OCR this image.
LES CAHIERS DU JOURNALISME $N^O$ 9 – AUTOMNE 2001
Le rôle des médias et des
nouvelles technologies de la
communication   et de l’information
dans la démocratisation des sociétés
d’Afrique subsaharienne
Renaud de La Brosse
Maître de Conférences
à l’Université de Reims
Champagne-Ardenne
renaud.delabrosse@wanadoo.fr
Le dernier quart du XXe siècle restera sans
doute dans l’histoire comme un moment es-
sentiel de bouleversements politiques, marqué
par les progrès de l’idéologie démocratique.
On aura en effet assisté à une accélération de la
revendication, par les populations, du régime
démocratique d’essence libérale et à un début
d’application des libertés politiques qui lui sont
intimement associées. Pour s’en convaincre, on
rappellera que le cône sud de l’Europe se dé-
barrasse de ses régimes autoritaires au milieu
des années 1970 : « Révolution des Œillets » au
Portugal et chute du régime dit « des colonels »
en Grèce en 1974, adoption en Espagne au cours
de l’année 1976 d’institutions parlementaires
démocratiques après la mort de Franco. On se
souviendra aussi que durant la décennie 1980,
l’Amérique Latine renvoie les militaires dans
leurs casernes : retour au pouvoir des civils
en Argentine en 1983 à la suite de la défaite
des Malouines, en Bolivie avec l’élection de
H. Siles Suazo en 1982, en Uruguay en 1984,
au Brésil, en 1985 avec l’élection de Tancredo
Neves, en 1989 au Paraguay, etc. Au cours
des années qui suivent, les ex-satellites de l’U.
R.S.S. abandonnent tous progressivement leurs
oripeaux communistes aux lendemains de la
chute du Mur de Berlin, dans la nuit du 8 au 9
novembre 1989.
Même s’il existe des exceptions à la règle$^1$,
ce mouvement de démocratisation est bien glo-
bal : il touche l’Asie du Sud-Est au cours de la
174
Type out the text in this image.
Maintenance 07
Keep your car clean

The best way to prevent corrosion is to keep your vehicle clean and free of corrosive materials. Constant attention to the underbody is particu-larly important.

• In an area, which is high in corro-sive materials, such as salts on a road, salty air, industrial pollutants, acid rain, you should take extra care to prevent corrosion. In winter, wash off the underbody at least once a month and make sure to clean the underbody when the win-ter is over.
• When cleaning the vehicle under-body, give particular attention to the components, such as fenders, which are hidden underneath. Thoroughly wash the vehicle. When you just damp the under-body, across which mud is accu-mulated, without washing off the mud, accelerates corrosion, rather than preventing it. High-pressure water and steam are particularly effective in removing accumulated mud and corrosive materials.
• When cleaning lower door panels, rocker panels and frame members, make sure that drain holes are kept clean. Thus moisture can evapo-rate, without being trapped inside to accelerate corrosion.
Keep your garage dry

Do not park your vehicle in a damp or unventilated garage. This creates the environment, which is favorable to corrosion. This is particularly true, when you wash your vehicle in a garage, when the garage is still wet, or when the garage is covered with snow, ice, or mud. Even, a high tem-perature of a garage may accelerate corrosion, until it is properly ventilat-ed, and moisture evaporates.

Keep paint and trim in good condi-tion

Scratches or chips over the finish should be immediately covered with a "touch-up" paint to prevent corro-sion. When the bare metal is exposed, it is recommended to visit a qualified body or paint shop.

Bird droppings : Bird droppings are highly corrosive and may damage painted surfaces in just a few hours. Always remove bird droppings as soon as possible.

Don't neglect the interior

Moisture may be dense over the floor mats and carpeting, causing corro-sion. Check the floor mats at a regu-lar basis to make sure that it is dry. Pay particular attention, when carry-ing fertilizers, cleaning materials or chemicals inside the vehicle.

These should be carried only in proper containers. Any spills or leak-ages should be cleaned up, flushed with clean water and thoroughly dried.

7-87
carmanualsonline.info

•••••

DESCRIPTION OF THE TASK: Output the data above exactly, please, line for line.

ANSWER:
OCR this image.
LES CAHIERS DU JOURNALISME $N^O$ 9 – AUTOMNE 2001
Le rôle des médias et des
nouvelles technologies de la
communication   et de l’information
dans la démocratisation des sociétés
d’Afrique subsaharienne
Renaud de La Brosse
Maître de Conférences
à l’Université de Reims
Champagne-Ardenne
renaud.delabrosse@wanadoo.fr
Le dernier quart du XXe siècle restera sans
doute dans l’histoire comme un moment es-
sentiel de bouleversements politiques, marqué
par les progrès de l’idéologie démocratique.
On aura en effet assisté à une accélération de la
revendication, par les populations, du régime
démocratique d’essence libérale et à un début
d’application des libertés politiques qui lui sont
intimement associées. Pour s’en convaincre, on
rappellera que le cône sud de l’Europe se dé-
barrasse de ses régimes autoritaires au milieu
des années 1970 : « Révolution des Œillets » au
Portugal et chute du régime dit « des colonels »
en Grèce en 1974, adoption en Espagne au cours
de l’année 1976 d’institutions parlementaires
démocratiques après la mort de Franco. On se
souviendra aussi que durant la décennie 1980,
l’Amérique Latine renvoie les militaires dans
leurs casernes : retour au pouvoir des civils
en Argentine en 1983 à la suite de la défaite
des Malouines, en Bolivie avec l’élection de
H. Siles Suazo en 1982, en Uruguay en 1984,
au Brésil, en 1985 avec l’élection de Tancredo
Neves, en 1989 au Paraguay, etc. Au cours
des années qui suivent, les ex-satellites de l’U.
R.S.S. abandonnent tous progressivement leurs
oripeaux communistes aux lendemains de la
chute du Mur de Berlin, dans la nuit du 8 au 9
novembre 1989.
Même s’il existe des exceptions à la règle$^1$,
ce mouvement de démocratisation est bien glo-
bal : il touche l’Asie du Sud-Est au cours de la
174
Type out the text in this image.
Maintenance 07
Keep your car clean

The best way to prevent corrosion is to keep your vehicle clean and free of corrosive materials. Constant attention to the underbody is particu-larly important.

• In an area, which is high in corro-sive materials, such as salts on a road, salty air, industrial pollutants, acid rain, you should take extra care to prevent corrosion. In winter, wash off the underbody at least once a month and make sure to clean the underbody when the win-ter is over.
• When cleaning the vehicle under-body, give particular attention to the components, such as fenders, which are hidden underneath. Thoroughly wash the vehicle. When you just damp the under-body, across which mud is accu-mulated, without washing off the mud, accelerates corrosion, rather than preventing it. High-pressure water and steam are particularly effective in removing accumulated mud and corrosive materials.
• When cleaning lower door panels, rocker panels and frame members, make sure that drain holes are kept clean. Thus moisture can evapo-rate, without being trapped inside to accelerate corrosion.
Keep your garage dry

Do not park your vehicle in a damp or unventilated garage. This creates the environment, which is favorable to corrosion. This is particularly true, when you wash your vehicle in a garage, when the garage is still wet, or when the garage is covered with snow, ice, or mud. Even, a high tem-perature of a garage may accelerate corrosion, until it is properly ventilat-ed, and moisture evaporates.

Keep paint and trim in good condi-tion

Scratches or chips over the finish should be immediately covered with a "touch-up" paint to prevent corro-sion. When the bare metal is exposed, it is recommended to visit a qualified body or paint shop.

Bird droppings : Bird droppings are highly corrosive and may damage painted surfaces in just a few hours. Always remove bird droppings as soon as possible.

Don't neglect the interior

Moisture may be dense over the floor mats and carpeting, causing corro-sion. Check the floor mats at a regu-lar basis to make sure that it is dry. Pay particular attention, when carry-ing fertilizers, cleaning materials or chemicals inside the vehicle.

These should be carried only in proper containers. Any spills or leak-ages should be cleaned up, flushed with clean water and thoroughly dried.

7-87
carmanualsonline.info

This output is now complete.